— Start DATA IN THIS EXERCISE —

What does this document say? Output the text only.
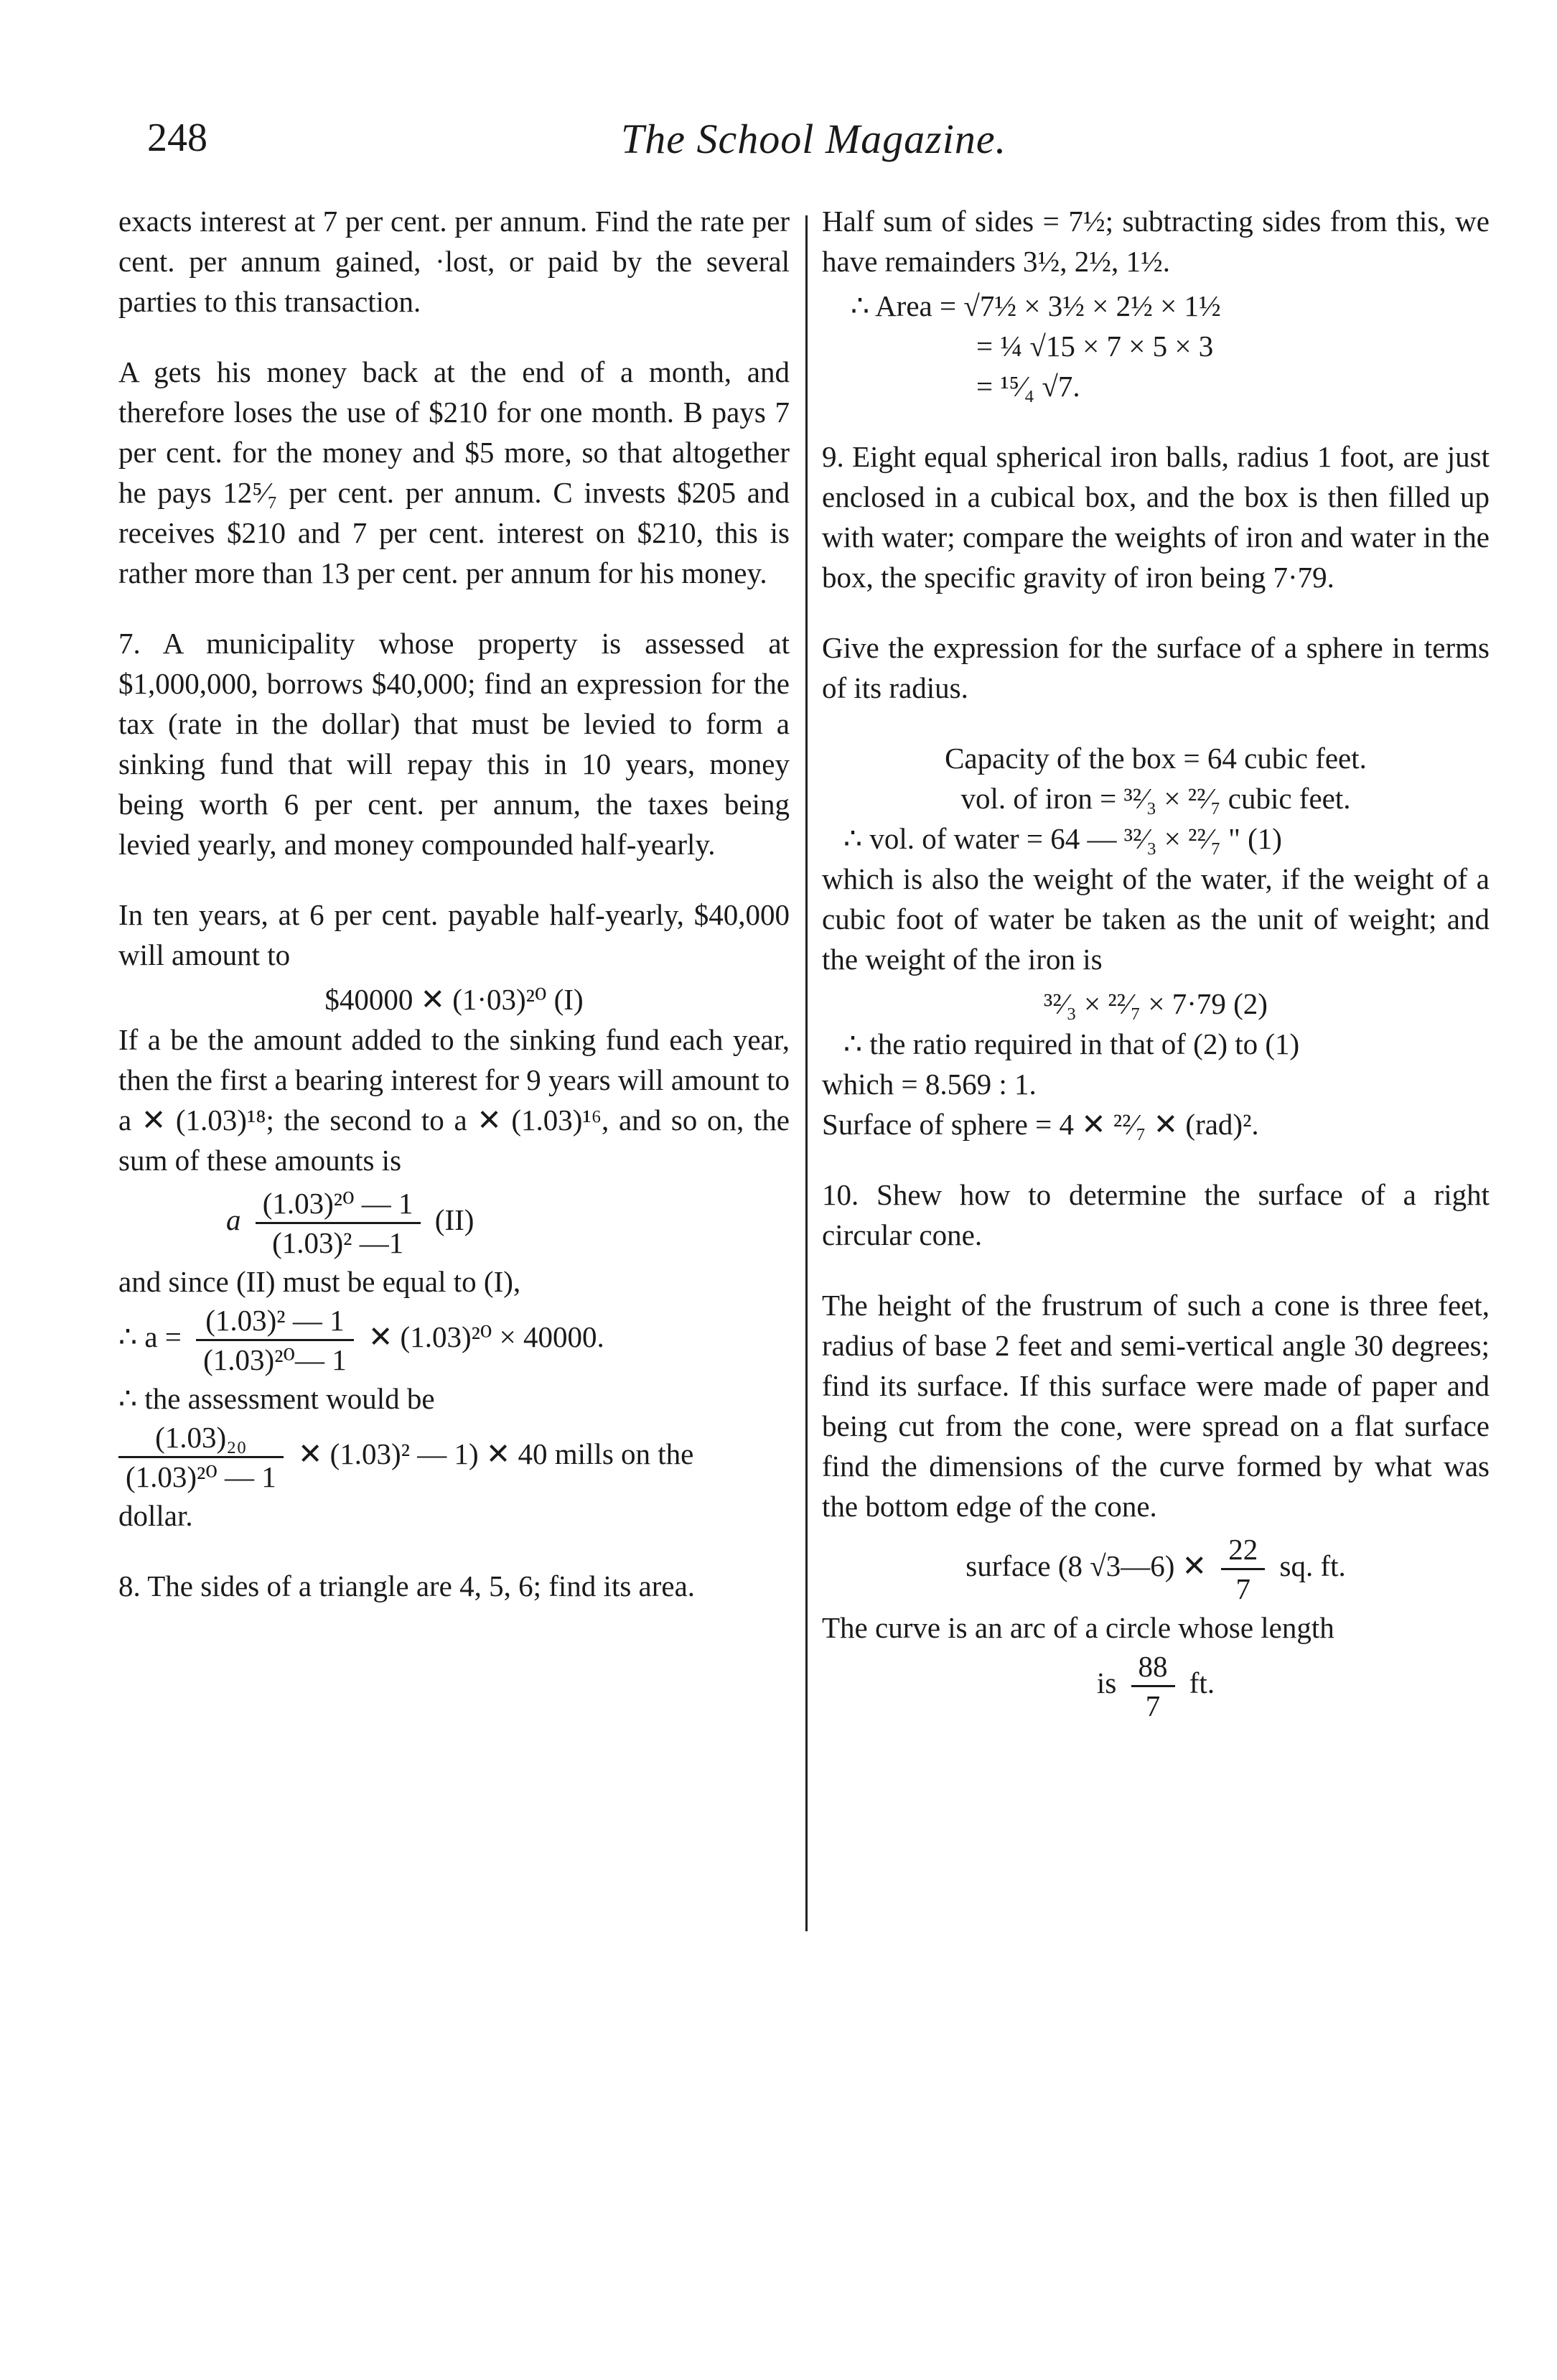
248	The School Magazine.

exacts interest at 7 per cent. per annum. Find the rate per cent. per annum gained, ·lost, or paid by the several parties to this transaction.

A gets his money back at the end of a month, and therefore loses the use of $210 for one month. B pays 7 per cent. for the money and $5 more, so that altogether he pays 12⁵⁄₇ per cent. per annum. C invests $205 and receives $210 and 7 per cent. interest on $210, this is rather more than 13 per cent. per annum for his money.

7. A municipality whose property is assessed at $1,000,000, borrows $40,000; find an expression for the tax (rate in the dollar) that must be levied to form a sinking fund that will repay this in 10 years, money being worth 6 per cent. per annum, the taxes being levied yearly, and money compounded half-yearly.

In ten years, at 6 per cent. payable half-yearly, $40,000 will amount to

$40000 ✕ (1·03)²⁰ (I)

If a be the amount added to the sinking fund each year, then the first a bearing interest for 9 years will amount to a ✕ (1.03)¹⁸; the second to a ✕ (1.03)¹⁶, and so on, the sum of these amounts is

a $\frac{\text{(1.03)²⁰ — 1}}{\text{(1.03)² —1}} (II)$

and since (II) must be equal to (I),

∴ $a = \frac{\text{(1.03)² — 1}}{\text{(1.03)²⁰— 1}}$ ✕ (1.03)²⁰ × 40000.

∴ the assessment would be

$\frac{\text{(1.03)₂₀}}{\text{(1.03)²⁰ — 1}}$ ✕ (1.03)² — 1) ✕ 40 mills on the

dollar.

8. The sides of a triangle are 4, 5, 6; find its area.

Half sum of sides = 7½; subtracting sides from this, we have remainders 3½, 2½, 1½.

∴ Area = √7½ × 3½ × 2½ × 1½

= ¼ √15 × 7 × 5 × 3

= ¹⁵⁄₄ √7.

9. Eight equal spherical iron balls, radius 1 foot, are just enclosed in a cubical box, and the box is then filled up with water; compare the weights of iron and water in the box, the specific gravity of iron being 7·79.

Give the expression for the surface of a sphere in terms of its radius.

Capacity of the box = 64 cubic feet.

vol. of iron = ³²⁄₃ × ²²⁄₇ cubic feet.

∴ vol. of water = 64 — ³²⁄₃ × ²²⁄₇ " (1)

which is also the weight of the water, if the weight of a cubic foot of water be taken as the unit of weight; and the weight of the iron is

³²⁄₃ × ²²⁄₇ × 7·79 (2)

∴ the ratio required in that of (2) to (1)

which = 8.569 : 1.

Surface of sphere = 4 ✕ ²²⁄₇ ✕ (rad)².

10. Shew how to determine the surface of a right circular cone.

The height of the frustrum of such a cone is three feet, radius of base 2 feet and semi-vertical angle 30 degrees; find its surface. If this surface were made of paper and being cut from the cone, were spread on a flat surface find the dimensions of the curve formed by what was the bottom edge of the cone.

surface (8 √3—6) ✕ $\frac{22}{7}$ sq. ft.

The curve is an arc of a circle whose length

is $\frac{88}{7}$ ft.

— End DATA IN THIS EXERCISE —

§ **EXERCISE DESCRIPTION**: Search the data for the string "rate". List each line that has it.

§ **WRITTEN SOLUTION**:
exacts interest at 7 per cent. per annum. Find the rate per cent. per annum gained, ·lost, or paid by the several parties to this transaction.
7. A municipality whose property is assessed at $1,000,000, borrows $40,000; find an expression for the tax (rate in the dollar) that must be levied to form a sinking fund that will repay this in 10 years, money being worth 6 per cent. per annum, the taxes being levied yearly, and money compounded half-yearly.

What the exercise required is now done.